Reproduce the listing exactly and skip over any pictures.

(Part of a data file)
## Start
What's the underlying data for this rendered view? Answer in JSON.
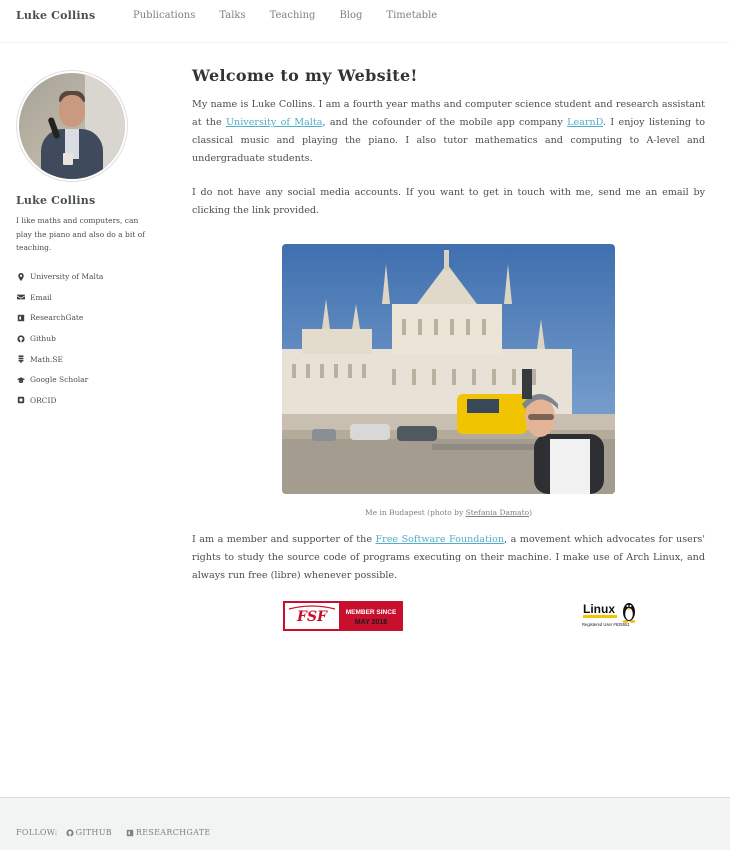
{
  "site": {
    "title": "Luke Collins"
  },
  "nav": [
    "Publications",
    "Talks",
    "Teaching",
    "Blog",
    "Timetable"
  ],
  "sidebar": {
    "name": "Luke Collins",
    "bio": "I like maths and computers, can play the piano and also do a bit of teaching.",
    "links": [
      {
        "label": "University of Malta",
        "icon": "map-marker-icon"
      },
      {
        "label": "Email",
        "icon": "envelope-icon"
      },
      {
        "label": "ResearchGate",
        "icon": "researchgate-icon"
      },
      {
        "label": "Github",
        "icon": "github-icon"
      },
      {
        "label": "Math.SE",
        "icon": "stack-exchange-icon"
      },
      {
        "label": "Google Scholar",
        "icon": "graduation-cap-icon"
      },
      {
        "label": "ORCID",
        "icon": "orcid-icon"
      }
    ]
  },
  "main": {
    "title": "Welcome to my Website!",
    "p1": {
      "t1": "My name is Luke Collins. I am a fourth year maths and computer science student and research assistant at the ",
      "link1": "University of Malta",
      "t2": ", and the cofounder of the mobile app company ",
      "link2": "LearnD",
      "t3": ". I enjoy listening to classical music and playing the piano. I also tutor mathematics and computing to A-level and undergraduate students."
    },
    "p2": "I do not have any social media accounts. If you want to get in touch with me, send me an email by clicking the link provided.",
    "caption": {
      "before": "Me in Budapest (photo by ",
      "link": "Stefania Damato",
      "after": ")"
    },
    "p3": {
      "t1": "I am a member and supporter of the ",
      "link": "Free Software Foundation",
      "t2": ", a movement which advocates for users' rights to study the source code of programs executing on their machine. I make use of Arch Linux, and always run free (libre) whenever possible."
    },
    "badges": {
      "fsf_line1": "MEMBER SINCE",
      "fsf_line2": "MAY 2018",
      "linux_title": "Linux",
      "linux_sub": "Registered User #625551"
    }
  },
  "footer": {
    "follow_label": "FOLLOW:",
    "links": [
      "GITHUB",
      "RESEARCHGATE"
    ]
  },
  "colors": {
    "link": "#52adc8",
    "text": "#494e52",
    "footer_bg": "#f2f3f3"
  }
}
## End
*WRITTEN SOLUTION*.
What's the underlying data for this rendered view? Answer in JSON.
{
  "site": {
    "title": "Luke Collins"
  },
  "nav": [
    "Publications",
    "Talks",
    "Teaching",
    "Blog",
    "Timetable"
  ],
  "sidebar": {
    "name": "Luke Collins",
    "bio": "I like maths and computers, can play the piano and also do a bit of teaching.",
    "links": [
      {
        "label": "University of Malta",
        "icon": "map-marker-icon"
      },
      {
        "label": "Email",
        "icon": "envelope-icon"
      },
      {
        "label": "ResearchGate",
        "icon": "researchgate-icon"
      },
      {
        "label": "Github",
        "icon": "github-icon"
      },
      {
        "label": "Math.SE",
        "icon": "stack-exchange-icon"
      },
      {
        "label": "Google Scholar",
        "icon": "graduation-cap-icon"
      },
      {
        "label": "ORCID",
        "icon": "orcid-icon"
      }
    ]
  },
  "main": {
    "title": "Welcome to my Website!",
    "p1": {
      "t1": "My name is Luke Collins. I am a fourth year maths and computer science student and research assistant at the ",
      "link1": "University of Malta",
      "t2": ", and the cofounder of the mobile app company ",
      "link2": "LearnD",
      "t3": ". I enjoy listening to classical music and playing the piano. I also tutor mathematics and computing to A-level and undergraduate students."
    },
    "p2": "I do not have any social media accounts. If you want to get in touch with me, send me an email by clicking the link provided.",
    "caption": {
      "before": "Me in Budapest (photo by ",
      "link": "Stefania Damato",
      "after": ")"
    },
    "p3": {
      "t1": "I am a member and supporter of the ",
      "link": "Free Software Foundation",
      "t2": ", a movement which advocates for users' rights to study the source code of programs executing on their machine. I make use of Arch Linux, and always run free (libre) whenever possible."
    },
    "badges": {
      "fsf_line1": "MEMBER SINCE",
      "fsf_line2": "MAY 2018",
      "linux_title": "Linux",
      "linux_sub": "Registered User #625551"
    }
  },
  "footer": {
    "follow_label": "FOLLOW:",
    "links": [
      "GITHUB",
      "RESEARCHGATE"
    ]
  },
  "colors": {
    "link": "#52adc8",
    "text": "#494e52",
    "footer_bg": "#f2f3f3"
  }
}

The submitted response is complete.